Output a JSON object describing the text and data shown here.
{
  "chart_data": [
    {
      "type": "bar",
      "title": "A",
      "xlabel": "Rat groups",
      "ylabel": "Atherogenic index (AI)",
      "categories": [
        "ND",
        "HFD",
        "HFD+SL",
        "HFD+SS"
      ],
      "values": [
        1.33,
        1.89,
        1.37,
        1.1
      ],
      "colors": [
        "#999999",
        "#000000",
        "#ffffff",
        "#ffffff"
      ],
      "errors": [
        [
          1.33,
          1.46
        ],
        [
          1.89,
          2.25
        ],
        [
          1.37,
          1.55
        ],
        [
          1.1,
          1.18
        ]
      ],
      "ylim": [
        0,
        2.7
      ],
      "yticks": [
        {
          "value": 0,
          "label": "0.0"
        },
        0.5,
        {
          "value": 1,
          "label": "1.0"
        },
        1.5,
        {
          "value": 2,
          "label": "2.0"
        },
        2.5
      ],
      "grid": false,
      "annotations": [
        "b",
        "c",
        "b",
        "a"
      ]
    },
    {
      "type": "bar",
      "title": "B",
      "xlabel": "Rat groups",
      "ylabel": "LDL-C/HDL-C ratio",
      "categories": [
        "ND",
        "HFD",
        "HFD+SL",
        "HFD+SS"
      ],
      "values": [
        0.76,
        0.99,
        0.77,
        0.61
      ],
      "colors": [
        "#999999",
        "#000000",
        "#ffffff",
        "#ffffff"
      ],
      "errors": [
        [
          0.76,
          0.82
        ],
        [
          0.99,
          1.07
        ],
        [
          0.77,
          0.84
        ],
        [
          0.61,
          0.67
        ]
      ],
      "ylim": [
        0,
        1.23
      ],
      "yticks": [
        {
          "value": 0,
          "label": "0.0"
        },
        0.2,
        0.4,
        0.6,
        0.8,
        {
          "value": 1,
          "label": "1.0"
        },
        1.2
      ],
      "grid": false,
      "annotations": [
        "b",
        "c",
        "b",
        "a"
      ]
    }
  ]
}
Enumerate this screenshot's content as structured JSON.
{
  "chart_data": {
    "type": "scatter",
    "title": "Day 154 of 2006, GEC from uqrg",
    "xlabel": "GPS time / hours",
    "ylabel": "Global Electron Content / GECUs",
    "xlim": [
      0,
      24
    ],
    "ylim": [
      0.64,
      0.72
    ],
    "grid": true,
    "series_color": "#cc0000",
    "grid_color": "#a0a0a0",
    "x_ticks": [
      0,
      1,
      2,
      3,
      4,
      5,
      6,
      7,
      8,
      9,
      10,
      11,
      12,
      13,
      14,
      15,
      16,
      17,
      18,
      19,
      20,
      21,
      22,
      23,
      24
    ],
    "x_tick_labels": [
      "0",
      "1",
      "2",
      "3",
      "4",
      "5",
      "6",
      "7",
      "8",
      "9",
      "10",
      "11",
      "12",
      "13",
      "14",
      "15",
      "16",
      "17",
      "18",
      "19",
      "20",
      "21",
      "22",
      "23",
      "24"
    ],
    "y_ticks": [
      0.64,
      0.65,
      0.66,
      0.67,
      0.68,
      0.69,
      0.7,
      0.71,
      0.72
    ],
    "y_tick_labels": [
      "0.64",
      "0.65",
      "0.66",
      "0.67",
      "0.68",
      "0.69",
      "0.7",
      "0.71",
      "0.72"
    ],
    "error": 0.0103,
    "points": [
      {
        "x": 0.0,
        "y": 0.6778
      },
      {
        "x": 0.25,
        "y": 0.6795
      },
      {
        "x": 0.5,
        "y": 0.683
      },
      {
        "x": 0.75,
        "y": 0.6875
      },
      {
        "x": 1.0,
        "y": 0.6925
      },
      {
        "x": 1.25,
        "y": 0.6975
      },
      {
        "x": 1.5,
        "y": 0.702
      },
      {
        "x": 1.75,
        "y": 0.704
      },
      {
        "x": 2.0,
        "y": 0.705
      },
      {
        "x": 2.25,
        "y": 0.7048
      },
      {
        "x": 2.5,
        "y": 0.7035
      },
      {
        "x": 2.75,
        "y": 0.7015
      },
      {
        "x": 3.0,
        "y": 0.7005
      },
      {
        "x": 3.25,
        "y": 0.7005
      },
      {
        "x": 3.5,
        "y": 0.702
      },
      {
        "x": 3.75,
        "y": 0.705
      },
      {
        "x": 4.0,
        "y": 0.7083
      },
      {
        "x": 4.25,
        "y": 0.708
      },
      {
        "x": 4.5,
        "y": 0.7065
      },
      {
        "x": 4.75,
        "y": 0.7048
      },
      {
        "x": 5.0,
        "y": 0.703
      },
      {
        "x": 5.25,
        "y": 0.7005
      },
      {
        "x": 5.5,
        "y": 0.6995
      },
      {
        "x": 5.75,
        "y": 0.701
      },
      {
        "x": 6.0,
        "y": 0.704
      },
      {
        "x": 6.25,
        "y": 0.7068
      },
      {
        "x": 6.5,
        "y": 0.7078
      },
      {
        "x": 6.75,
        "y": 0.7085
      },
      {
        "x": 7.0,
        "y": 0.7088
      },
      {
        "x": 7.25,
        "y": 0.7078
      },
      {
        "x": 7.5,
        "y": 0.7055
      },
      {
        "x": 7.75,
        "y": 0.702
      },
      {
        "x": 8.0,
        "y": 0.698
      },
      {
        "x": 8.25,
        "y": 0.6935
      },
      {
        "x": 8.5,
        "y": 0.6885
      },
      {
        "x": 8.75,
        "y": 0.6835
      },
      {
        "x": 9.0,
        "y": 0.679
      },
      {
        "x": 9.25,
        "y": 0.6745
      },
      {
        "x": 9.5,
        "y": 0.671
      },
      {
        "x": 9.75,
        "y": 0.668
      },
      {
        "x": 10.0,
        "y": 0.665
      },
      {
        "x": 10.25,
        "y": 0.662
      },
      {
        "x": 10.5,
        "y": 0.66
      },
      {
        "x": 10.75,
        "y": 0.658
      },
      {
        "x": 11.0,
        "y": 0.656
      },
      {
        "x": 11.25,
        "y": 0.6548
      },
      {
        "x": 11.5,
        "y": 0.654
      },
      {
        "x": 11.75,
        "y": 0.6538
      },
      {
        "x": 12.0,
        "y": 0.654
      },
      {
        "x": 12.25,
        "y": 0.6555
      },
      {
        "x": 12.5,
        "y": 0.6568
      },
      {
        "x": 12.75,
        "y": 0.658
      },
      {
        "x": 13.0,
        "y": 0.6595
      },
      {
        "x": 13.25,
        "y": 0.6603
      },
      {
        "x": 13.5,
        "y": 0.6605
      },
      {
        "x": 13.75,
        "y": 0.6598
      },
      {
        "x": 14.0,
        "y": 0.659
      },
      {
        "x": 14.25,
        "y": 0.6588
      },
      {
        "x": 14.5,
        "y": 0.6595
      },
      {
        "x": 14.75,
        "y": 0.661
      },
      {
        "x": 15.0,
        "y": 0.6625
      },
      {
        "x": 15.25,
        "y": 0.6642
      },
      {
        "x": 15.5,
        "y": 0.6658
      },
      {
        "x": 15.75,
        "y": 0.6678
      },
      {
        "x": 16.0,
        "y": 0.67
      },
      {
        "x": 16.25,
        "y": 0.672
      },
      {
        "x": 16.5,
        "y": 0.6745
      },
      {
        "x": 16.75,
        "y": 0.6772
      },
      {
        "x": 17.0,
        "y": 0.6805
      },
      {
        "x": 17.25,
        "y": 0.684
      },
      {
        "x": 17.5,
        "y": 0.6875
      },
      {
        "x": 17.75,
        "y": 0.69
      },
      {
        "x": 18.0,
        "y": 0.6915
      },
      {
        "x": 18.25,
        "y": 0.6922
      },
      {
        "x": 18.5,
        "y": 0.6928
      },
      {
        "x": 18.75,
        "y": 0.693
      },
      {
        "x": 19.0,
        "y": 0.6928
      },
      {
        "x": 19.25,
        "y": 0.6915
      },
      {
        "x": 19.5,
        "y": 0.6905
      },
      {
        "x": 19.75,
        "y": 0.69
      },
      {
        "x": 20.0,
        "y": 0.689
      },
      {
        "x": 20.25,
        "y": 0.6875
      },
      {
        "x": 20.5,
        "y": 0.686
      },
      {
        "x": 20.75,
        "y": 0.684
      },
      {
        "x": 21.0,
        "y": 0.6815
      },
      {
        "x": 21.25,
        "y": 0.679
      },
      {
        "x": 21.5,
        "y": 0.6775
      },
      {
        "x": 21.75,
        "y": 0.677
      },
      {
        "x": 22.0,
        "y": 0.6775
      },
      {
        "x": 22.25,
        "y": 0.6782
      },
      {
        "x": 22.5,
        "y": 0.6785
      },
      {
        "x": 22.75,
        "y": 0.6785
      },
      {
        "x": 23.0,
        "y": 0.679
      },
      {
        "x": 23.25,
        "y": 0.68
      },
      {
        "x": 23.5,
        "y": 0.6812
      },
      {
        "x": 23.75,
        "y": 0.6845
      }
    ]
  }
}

____

> _Task prompt_: Go through the records and copy each line with "ylabel" in it.

> _The response_:
      "ylabel": "Atherogenic index (AI)",
      "ylabel": "LDL-C/HDL-C ratio",
    "ylabel": "Global Electron Content / GECUs",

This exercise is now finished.